WORK TO BE COMPLETED: Search the data for the string "Steuergeräte" and gather each line it is in.

DATA SUPPLIED:
________________________________________

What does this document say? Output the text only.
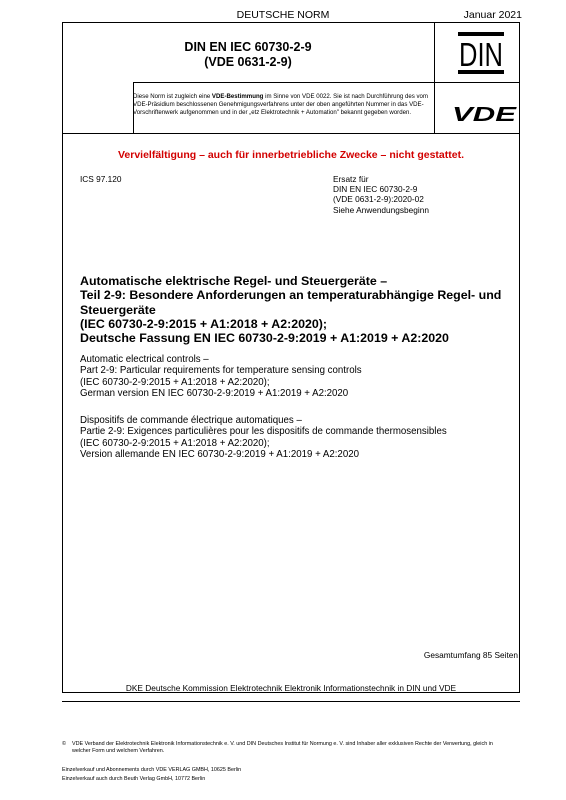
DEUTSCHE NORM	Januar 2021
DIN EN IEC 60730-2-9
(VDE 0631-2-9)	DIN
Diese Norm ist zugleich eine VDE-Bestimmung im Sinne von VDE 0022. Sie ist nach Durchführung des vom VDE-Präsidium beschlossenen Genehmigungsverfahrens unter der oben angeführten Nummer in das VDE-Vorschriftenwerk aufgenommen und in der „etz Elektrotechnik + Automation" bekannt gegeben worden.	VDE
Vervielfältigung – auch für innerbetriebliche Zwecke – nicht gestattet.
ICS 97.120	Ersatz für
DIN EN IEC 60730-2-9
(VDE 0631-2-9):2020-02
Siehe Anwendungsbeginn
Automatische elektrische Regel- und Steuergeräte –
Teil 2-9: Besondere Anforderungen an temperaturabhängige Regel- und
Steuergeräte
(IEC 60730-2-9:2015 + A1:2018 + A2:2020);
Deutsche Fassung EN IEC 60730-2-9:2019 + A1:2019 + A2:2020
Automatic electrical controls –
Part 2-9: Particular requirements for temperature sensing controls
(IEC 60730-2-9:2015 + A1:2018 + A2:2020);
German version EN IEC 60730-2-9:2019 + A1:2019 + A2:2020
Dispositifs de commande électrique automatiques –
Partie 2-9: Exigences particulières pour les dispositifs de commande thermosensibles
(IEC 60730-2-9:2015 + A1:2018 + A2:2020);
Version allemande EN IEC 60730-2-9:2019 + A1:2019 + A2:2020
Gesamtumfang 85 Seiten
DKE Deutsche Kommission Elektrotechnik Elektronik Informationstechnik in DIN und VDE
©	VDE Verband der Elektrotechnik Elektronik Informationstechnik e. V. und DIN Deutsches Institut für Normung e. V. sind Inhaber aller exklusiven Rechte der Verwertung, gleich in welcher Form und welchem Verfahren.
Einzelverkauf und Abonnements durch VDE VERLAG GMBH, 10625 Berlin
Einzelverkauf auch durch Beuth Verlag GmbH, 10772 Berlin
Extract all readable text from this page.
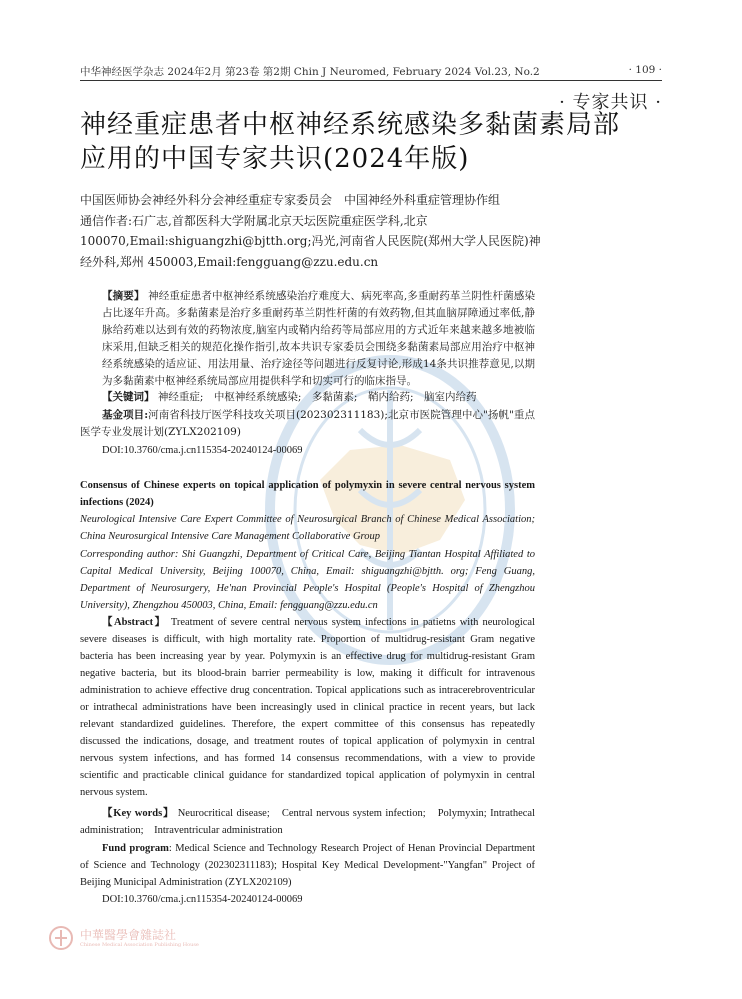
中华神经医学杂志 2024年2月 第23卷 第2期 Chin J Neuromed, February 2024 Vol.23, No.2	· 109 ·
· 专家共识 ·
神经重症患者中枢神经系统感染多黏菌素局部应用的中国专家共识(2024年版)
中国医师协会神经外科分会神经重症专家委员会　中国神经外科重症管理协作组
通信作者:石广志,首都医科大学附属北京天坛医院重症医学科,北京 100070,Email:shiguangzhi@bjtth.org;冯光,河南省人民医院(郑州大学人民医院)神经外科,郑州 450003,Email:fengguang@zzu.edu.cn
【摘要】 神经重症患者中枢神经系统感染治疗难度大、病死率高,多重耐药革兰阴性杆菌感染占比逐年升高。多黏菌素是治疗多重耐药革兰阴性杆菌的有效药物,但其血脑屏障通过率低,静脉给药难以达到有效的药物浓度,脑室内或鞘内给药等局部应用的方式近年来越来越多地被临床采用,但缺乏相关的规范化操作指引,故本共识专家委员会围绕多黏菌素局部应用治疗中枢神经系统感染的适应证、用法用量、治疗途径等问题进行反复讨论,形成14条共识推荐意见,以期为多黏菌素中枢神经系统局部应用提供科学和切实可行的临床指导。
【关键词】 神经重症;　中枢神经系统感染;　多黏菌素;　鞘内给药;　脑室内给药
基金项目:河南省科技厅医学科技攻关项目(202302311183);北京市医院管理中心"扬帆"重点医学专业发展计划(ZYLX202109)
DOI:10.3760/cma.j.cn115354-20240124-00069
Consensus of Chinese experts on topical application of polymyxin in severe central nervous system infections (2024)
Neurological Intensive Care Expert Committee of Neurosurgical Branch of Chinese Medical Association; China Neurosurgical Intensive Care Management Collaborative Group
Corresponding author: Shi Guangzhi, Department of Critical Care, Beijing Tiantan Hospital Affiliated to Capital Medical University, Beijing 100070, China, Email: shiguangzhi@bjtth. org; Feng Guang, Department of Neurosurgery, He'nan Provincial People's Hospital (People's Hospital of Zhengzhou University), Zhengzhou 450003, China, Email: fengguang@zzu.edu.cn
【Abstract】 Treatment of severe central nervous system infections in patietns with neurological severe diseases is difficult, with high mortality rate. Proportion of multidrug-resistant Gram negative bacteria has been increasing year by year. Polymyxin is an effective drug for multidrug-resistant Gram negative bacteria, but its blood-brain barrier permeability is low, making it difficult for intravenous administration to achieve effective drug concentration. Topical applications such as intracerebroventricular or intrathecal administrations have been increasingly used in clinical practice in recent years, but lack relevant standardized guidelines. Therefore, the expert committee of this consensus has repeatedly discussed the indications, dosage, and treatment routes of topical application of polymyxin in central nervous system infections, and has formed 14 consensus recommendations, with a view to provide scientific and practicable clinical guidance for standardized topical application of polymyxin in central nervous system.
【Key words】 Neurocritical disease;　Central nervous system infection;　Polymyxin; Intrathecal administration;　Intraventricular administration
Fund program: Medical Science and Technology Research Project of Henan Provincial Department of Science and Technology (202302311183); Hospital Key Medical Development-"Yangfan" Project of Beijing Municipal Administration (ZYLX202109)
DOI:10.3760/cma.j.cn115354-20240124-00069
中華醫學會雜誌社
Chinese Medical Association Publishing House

________________________________________

EXERCISE ANSWER:
Automatische elektrische Regel- und Steuergeräte –
Steuergeräte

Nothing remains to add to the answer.